WHAT YOU WILL DO - Pull out every line from the listing that has the word "this".

-- start SUPPLIED MATERIAL --

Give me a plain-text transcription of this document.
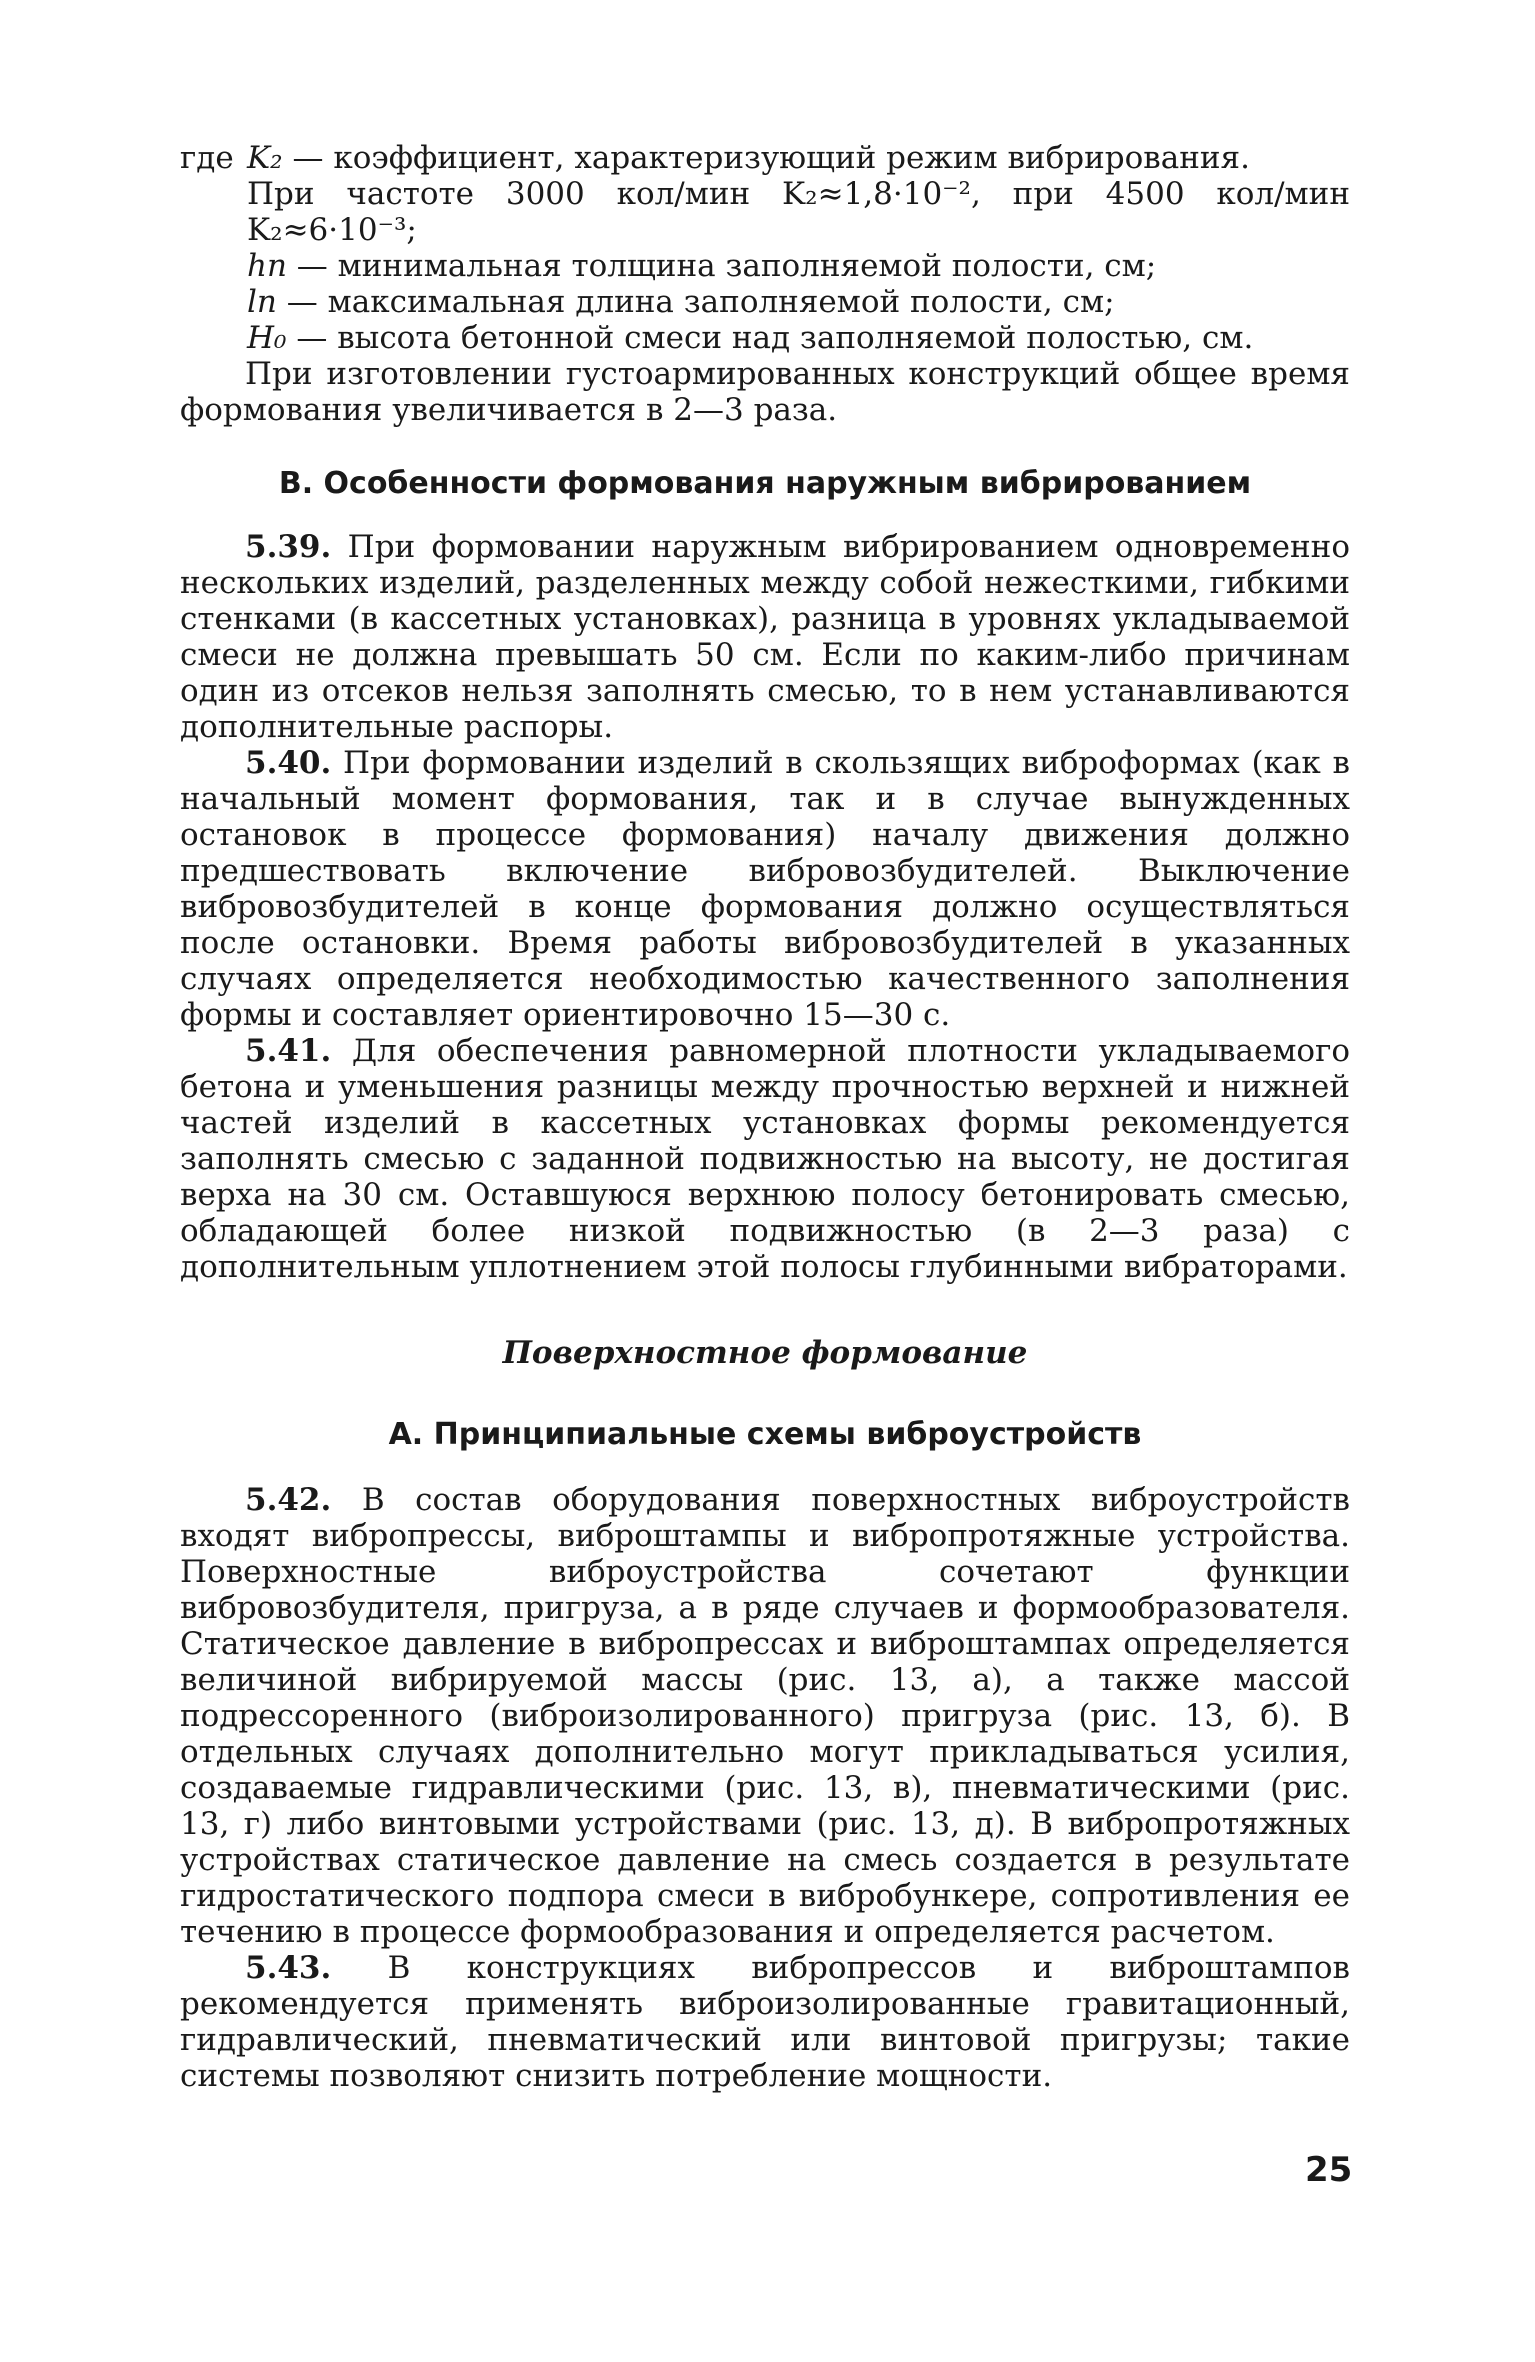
где K₂ — коэффициент, характеризующий режим вибрирования.
При частоте 3000 кол/мин K₂≈1,8·10⁻², при 4500 кол/мин K₂≈6·10⁻³;
hп — минимальная толщина заполняемой полости, см;
lп — максимальная длина заполняемой полости, см;
H₀ — высота бетонной смеси над заполняемой полостью, см.

При изготовлении густоармированных конструкций общее время формования увеличивается в 2—3 раза.

В. Особенности формования наружным вибрированием

5.39. При формовании наружным вибрированием одновременно нескольких изделий, разделенных между собой нежесткими, гибкими стенками (в кассетных установках), разница в уровнях укладываемой смеси не должна превышать 50 см. Если по каким-либо причинам один из отсеков нельзя заполнять смесью, то в нем устанавливаются дополнительные распоры.

5.40. При формовании изделий в скользящих виброформах (как в начальный момент формования, так и в случае вынужденных остановок в процессе формования) началу движения должно предшествовать включение вибровозбудителей. Выключение вибровозбудителей в конце формования должно осуществляться после остановки. Время работы вибровозбудителей в указанных случаях определяется необходимостью качественного заполнения формы и составляет ориентировочно 15—30 с.

5.41. Для обеспечения равномерной плотности укладываемого бетона и уменьшения разницы между прочностью верхней и нижней частей изделий в кассетных установках формы рекомендуется заполнять смесью с заданной подвижностью на высоту, не достигая верха на 30 см. Оставшуюся верхнюю полосу бетонировать смесью, обладающей более низкой подвижностью (в 2—3 раза) с дополнительным уплотнением этой полосы глубинными вибраторами.

Поверхностное формование
А. Принципиальные схемы виброустройств

5.42. В состав оборудования поверхностных виброустройств входят вибропрессы, виброштампы и вибропротяжные устройства. Поверхностные виброустройства сочетают функции вибровозбудителя, пригруза, а в ряде случаев и формообразователя. Статическое давление в вибропрессах и виброштампах определяется величиной вибрируемой массы (рис. 13, а), а также массой подрессоренного (виброизолированного) пригруза (рис. 13, б). В отдельных случаях дополнительно могут прикладываться усилия, создаваемые гидравлическими (рис. 13, в), пневматическими (рис. 13, г) либо винтовыми устройствами (рис. 13, д). В вибропротяжных устройствах статическое давление на смесь создается в результате гидростатического подпора смеси в вибробункере, сопротивления ее течению в процессе формообразования и определяется расчетом.

5.43. В конструкциях вибропрессов и виброштампов рекомендуется применять виброизолированные гравитационный, гидравлический, пневматический или винтовой пригрузы; такие системы позволяют снизить потребление мощности.

25
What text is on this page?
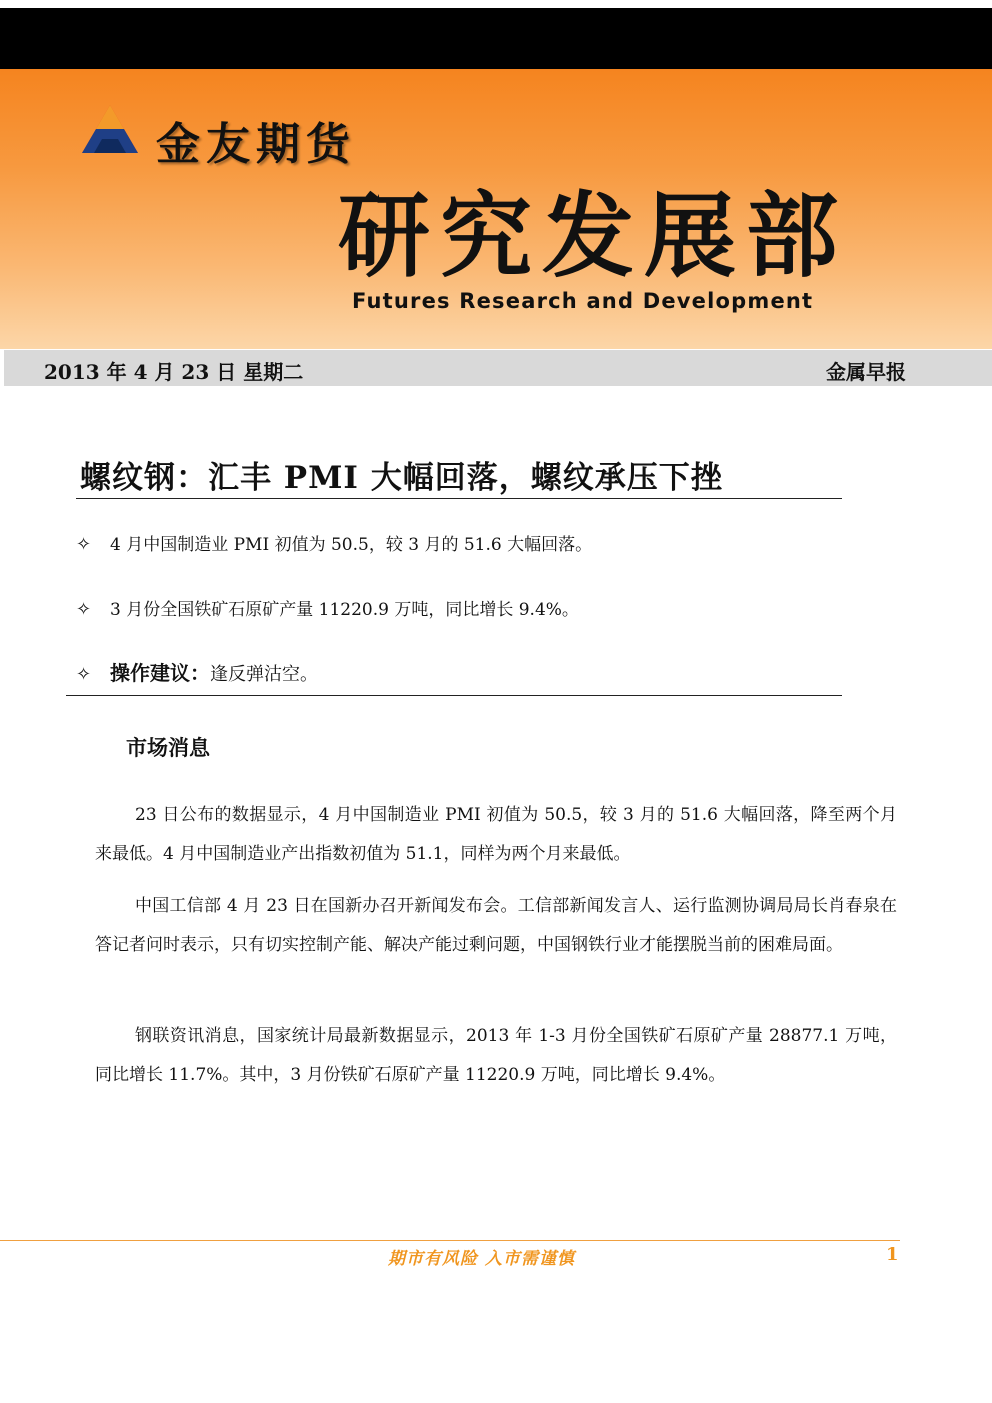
金友期货
研究发展部
Futures Research and Development
2013 年 4 月 23 日 星期二	金属早报
螺纹钢：汇丰 PMI 大幅回落，螺纹承压下挫
✧ 4 月中国制造业 PMI 初值为 50.5，较 3 月的 51.6 大幅回落。
✧ 3 月份全国铁矿石原矿产量 11220.9 万吨，同比增长 9.4%。
✧ 操作建议：逢反弹沽空。
市场消息

23 日公布的数据显示，4 月中国制造业 PMI 初值为 50.5，较 3 月的 51.6 大幅回落，降至两个月来最低。4 月中国制造业产出指数初值为 51.1，同样为两个月来最低。

中国工信部 4 月 23 日在国新办召开新闻发布会。工信部新闻发言人、运行监测协调局局长肖春泉在答记者问时表示，只有切实控制产能、解决产能过剩问题，中国钢铁行业才能摆脱当前的困难局面。

钢联资讯消息，国家统计局最新数据显示，2013 年 1-3 月份全国铁矿石原矿产量 28877.1 万吨，同比增长 11.7%。其中，3 月份铁矿石原矿产量 11220.9 万吨，同比增长 9.4%。

期市有风险 入市需谨慎	1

-- end SUPPLIED MATERIAL --

TASK SOLUTION -
Give me a plain-text transcription of this document.
What text is on this page?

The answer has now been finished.